Directions →
Extract all data as written.

Working data →
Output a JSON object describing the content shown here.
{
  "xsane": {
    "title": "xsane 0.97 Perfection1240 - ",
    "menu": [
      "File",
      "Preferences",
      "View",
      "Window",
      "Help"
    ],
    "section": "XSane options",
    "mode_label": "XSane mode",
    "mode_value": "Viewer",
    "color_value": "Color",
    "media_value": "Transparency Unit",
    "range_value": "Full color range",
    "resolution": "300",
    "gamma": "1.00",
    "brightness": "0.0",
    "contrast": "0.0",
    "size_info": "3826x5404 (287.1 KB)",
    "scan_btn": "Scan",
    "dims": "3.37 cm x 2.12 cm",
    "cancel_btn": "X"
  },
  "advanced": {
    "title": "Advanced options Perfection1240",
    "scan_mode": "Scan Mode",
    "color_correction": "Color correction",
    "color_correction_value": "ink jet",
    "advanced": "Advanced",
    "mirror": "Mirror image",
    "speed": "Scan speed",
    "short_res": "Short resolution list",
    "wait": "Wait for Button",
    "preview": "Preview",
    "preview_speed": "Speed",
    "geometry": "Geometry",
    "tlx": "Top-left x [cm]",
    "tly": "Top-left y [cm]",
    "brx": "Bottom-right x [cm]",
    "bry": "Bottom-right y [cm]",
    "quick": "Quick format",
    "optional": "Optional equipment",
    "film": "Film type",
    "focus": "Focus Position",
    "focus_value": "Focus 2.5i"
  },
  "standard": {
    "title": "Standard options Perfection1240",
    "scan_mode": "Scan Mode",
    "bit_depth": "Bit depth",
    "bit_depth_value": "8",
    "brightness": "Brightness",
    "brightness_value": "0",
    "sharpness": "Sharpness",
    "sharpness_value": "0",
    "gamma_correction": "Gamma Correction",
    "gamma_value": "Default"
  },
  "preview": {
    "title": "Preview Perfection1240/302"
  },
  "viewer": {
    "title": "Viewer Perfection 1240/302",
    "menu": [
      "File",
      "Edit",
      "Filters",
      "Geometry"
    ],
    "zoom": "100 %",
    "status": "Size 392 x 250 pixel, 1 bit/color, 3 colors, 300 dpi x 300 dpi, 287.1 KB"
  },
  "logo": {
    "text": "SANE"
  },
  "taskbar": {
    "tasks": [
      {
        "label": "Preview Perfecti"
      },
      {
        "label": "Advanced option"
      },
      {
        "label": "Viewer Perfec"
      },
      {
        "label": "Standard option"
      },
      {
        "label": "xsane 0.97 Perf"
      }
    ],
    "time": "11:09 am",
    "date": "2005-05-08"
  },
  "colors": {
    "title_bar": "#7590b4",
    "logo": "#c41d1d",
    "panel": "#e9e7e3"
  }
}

Result for this exercise →
Output a JSON object describing the content shown here.
{
  "xsane": {
    "title": "xsane 0.97 Perfection1240 - ",
    "menu": [
      "File",
      "Preferences",
      "View",
      "Window",
      "Help"
    ],
    "section": "XSane options",
    "mode_label": "XSane mode",
    "mode_value": "Viewer",
    "color_value": "Color",
    "media_value": "Transparency Unit",
    "range_value": "Full color range",
    "resolution": "300",
    "gamma": "1.00",
    "brightness": "0.0",
    "contrast": "0.0",
    "size_info": "3826x5404 (287.1 KB)",
    "scan_btn": "Scan",
    "dims": "3.37 cm x 2.12 cm",
    "cancel_btn": "X"
  },
  "advanced": {
    "title": "Advanced options Perfection1240",
    "scan_mode": "Scan Mode",
    "color_correction": "Color correction",
    "color_correction_value": "ink jet",
    "advanced": "Advanced",
    "mirror": "Mirror image",
    "speed": "Scan speed",
    "short_res": "Short resolution list",
    "wait": "Wait for Button",
    "preview": "Preview",
    "preview_speed": "Speed",
    "geometry": "Geometry",
    "tlx": "Top-left x [cm]",
    "tly": "Top-left y [cm]",
    "brx": "Bottom-right x [cm]",
    "bry": "Bottom-right y [cm]",
    "quick": "Quick format",
    "optional": "Optional equipment",
    "film": "Film type",
    "focus": "Focus Position",
    "focus_value": "Focus 2.5i"
  },
  "standard": {
    "title": "Standard options Perfection1240",
    "scan_mode": "Scan Mode",
    "bit_depth": "Bit depth",
    "bit_depth_value": "8",
    "brightness": "Brightness",
    "brightness_value": "0",
    "sharpness": "Sharpness",
    "sharpness_value": "0",
    "gamma_correction": "Gamma Correction",
    "gamma_value": "Default"
  },
  "preview": {
    "title": "Preview Perfection1240/302"
  },
  "viewer": {
    "title": "Viewer Perfection 1240/302",
    "menu": [
      "File",
      "Edit",
      "Filters",
      "Geometry"
    ],
    "zoom": "100 %",
    "status": "Size 392 x 250 pixel, 1 bit/color, 3 colors, 300 dpi x 300 dpi, 287.1 KB"
  },
  "logo": {
    "text": "SANE"
  },
  "taskbar": {
    "tasks": [
      {
        "label": "Preview Perfecti"
      },
      {
        "label": "Advanced option"
      },
      {
        "label": "Viewer Perfec"
      },
      {
        "label": "Standard option"
      },
      {
        "label": "xsane 0.97 Perf"
      }
    ],
    "time": "11:09 am",
    "date": "2005-05-08"
  },
  "colors": {
    "title_bar": "#7590b4",
    "logo": "#c41d1d",
    "panel": "#e9e7e3"
  }
}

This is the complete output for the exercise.